Brief:
Lines containing the string "bitten" are to be collected in full.
══ Extracted entries ══
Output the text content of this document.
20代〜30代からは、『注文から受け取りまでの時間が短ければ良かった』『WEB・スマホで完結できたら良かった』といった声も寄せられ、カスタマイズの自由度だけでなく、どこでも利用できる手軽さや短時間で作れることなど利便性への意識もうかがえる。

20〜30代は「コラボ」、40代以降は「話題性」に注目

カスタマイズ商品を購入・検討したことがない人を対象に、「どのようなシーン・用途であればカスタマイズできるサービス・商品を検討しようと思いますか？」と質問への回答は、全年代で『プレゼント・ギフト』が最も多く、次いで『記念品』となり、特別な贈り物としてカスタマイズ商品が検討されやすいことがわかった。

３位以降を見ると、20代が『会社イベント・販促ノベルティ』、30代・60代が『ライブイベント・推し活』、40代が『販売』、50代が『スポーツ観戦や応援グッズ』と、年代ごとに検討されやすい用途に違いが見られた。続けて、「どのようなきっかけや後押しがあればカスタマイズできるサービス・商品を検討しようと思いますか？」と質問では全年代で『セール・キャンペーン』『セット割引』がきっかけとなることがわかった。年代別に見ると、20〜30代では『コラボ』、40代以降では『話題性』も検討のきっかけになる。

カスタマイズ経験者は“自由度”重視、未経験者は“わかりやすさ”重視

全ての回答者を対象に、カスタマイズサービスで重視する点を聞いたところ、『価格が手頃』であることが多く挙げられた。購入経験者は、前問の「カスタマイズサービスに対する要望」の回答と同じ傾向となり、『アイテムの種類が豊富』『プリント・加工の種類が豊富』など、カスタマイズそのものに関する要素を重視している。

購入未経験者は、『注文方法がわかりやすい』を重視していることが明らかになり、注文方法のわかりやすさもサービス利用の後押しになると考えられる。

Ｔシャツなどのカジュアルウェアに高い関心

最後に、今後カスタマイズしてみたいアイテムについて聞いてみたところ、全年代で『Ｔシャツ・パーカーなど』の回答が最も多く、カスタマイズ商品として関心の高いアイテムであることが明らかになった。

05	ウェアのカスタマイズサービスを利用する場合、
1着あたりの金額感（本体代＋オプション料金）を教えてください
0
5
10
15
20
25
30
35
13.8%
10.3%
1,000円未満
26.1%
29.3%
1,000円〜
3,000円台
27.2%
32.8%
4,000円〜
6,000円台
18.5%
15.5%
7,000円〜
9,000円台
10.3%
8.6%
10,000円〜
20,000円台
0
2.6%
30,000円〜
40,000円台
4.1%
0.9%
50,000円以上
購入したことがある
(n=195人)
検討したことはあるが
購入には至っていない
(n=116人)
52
═══
══ Extracted entries ══
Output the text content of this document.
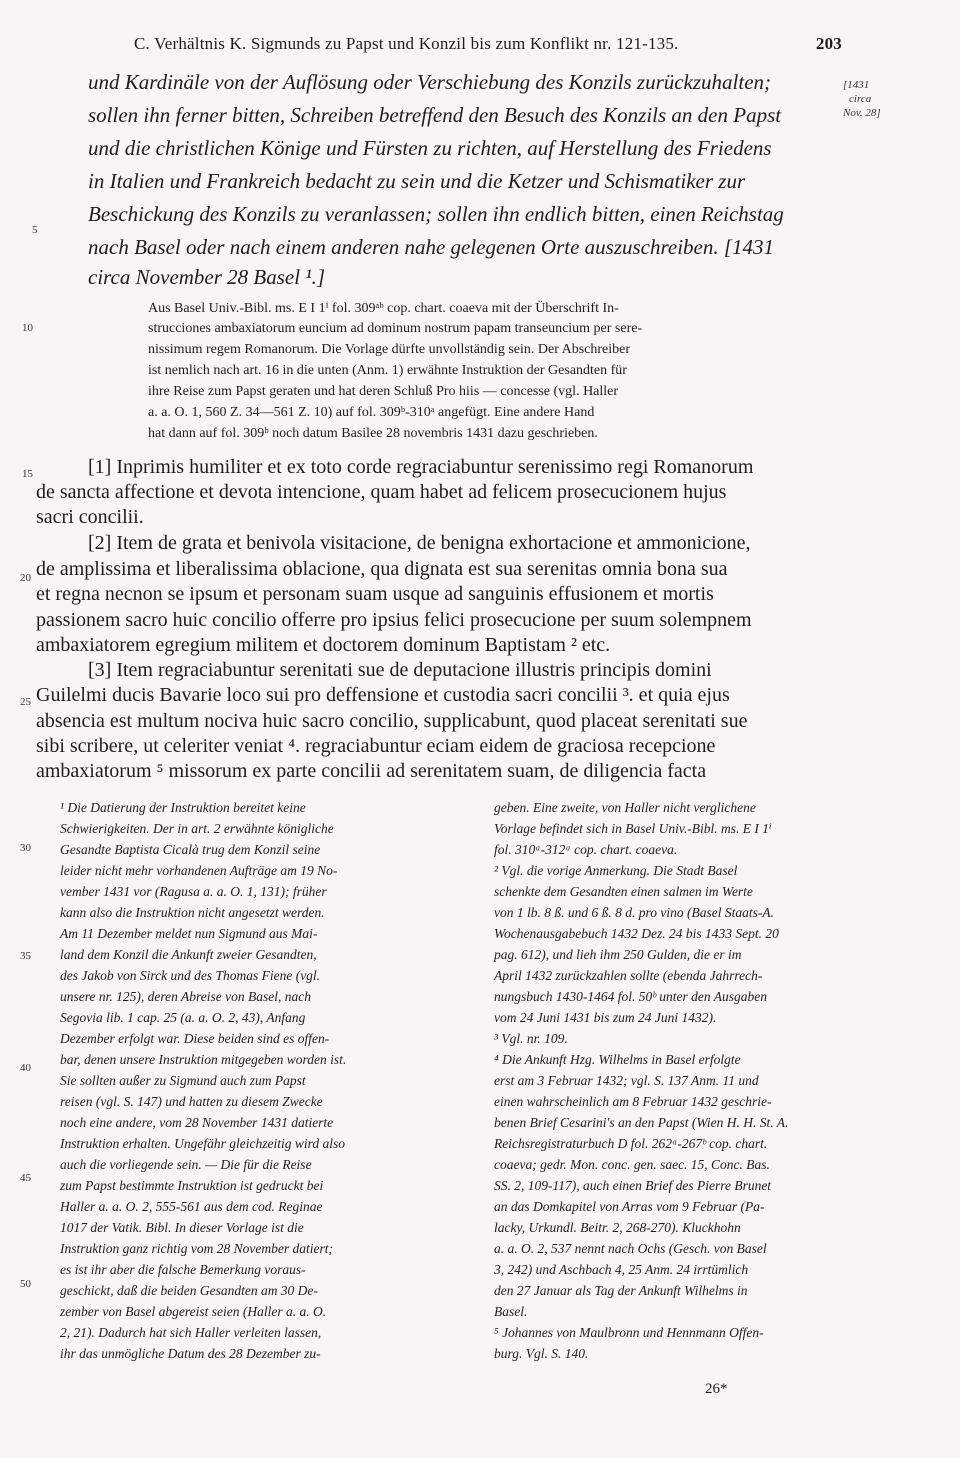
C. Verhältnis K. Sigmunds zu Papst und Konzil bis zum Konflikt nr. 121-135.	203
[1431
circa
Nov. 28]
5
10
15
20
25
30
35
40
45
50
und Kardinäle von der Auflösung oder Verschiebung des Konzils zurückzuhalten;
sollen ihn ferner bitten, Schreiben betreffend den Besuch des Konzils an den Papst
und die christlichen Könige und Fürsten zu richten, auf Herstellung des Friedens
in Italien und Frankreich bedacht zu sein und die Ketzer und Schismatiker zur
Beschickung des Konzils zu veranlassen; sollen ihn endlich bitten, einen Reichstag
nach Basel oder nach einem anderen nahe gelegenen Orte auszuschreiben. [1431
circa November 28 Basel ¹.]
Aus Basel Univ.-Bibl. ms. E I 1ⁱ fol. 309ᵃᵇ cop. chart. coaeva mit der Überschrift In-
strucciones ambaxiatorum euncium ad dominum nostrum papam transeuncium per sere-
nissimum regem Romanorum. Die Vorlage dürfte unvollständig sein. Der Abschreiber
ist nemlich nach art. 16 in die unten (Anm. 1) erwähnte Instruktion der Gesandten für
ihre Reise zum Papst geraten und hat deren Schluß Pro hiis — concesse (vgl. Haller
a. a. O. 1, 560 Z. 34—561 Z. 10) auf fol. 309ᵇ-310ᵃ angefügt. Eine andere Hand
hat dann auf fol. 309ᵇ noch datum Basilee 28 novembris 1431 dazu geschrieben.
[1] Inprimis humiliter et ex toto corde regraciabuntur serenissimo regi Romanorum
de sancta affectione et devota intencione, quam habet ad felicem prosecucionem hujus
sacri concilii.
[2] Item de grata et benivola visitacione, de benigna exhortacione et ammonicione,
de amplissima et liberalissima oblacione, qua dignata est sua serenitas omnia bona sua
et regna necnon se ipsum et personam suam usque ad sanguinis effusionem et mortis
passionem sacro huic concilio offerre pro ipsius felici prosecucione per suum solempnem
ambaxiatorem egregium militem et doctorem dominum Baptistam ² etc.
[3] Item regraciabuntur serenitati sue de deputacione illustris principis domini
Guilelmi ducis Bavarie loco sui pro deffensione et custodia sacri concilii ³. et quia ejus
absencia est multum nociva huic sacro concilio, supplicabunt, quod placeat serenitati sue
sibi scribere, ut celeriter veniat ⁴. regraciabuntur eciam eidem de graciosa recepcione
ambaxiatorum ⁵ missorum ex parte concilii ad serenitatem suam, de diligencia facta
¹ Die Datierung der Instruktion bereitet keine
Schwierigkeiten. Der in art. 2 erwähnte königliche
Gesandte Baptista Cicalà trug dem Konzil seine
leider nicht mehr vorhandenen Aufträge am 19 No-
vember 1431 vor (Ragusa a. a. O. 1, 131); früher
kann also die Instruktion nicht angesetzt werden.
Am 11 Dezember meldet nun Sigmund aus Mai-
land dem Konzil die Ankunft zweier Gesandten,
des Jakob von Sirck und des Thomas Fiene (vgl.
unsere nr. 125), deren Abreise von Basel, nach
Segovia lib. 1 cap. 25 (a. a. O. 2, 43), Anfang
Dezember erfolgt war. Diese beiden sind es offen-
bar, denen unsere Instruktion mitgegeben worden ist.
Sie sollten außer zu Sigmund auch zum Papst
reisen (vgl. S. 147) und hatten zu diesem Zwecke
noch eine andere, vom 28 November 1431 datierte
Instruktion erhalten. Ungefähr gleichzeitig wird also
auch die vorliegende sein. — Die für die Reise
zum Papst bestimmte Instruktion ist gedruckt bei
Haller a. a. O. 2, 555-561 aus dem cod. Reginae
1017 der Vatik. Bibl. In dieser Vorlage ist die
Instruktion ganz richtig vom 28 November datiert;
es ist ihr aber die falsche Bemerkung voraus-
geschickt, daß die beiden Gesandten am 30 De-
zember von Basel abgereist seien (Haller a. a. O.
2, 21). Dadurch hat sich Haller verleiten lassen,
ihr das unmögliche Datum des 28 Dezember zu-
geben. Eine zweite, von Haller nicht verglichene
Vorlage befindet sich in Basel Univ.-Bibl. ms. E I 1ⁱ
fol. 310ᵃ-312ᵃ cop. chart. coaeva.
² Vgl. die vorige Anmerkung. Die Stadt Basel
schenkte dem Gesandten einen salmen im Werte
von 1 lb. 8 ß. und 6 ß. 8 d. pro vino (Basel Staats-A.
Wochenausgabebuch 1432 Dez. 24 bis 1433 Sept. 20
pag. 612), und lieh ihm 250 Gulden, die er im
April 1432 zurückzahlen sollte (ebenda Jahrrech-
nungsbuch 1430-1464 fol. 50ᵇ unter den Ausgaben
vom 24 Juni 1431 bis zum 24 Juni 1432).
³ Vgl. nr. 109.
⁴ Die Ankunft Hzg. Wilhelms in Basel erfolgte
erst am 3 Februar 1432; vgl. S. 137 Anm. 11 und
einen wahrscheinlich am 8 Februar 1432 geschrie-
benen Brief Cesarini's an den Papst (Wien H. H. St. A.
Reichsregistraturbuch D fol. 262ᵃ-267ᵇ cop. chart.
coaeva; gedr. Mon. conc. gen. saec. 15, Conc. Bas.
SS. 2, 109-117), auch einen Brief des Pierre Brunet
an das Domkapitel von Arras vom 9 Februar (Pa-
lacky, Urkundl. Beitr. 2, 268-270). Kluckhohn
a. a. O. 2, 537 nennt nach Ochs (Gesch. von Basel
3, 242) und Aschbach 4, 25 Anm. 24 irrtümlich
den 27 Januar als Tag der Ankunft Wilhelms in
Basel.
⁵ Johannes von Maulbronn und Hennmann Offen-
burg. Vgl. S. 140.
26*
═══
The reply:
sollen ihn ferner bitten, Schreiben betreffend den Besuch des Konzils an den Papst
Beschickung des Konzils zu veranlassen; sollen ihn endlich bitten, einen Reichstag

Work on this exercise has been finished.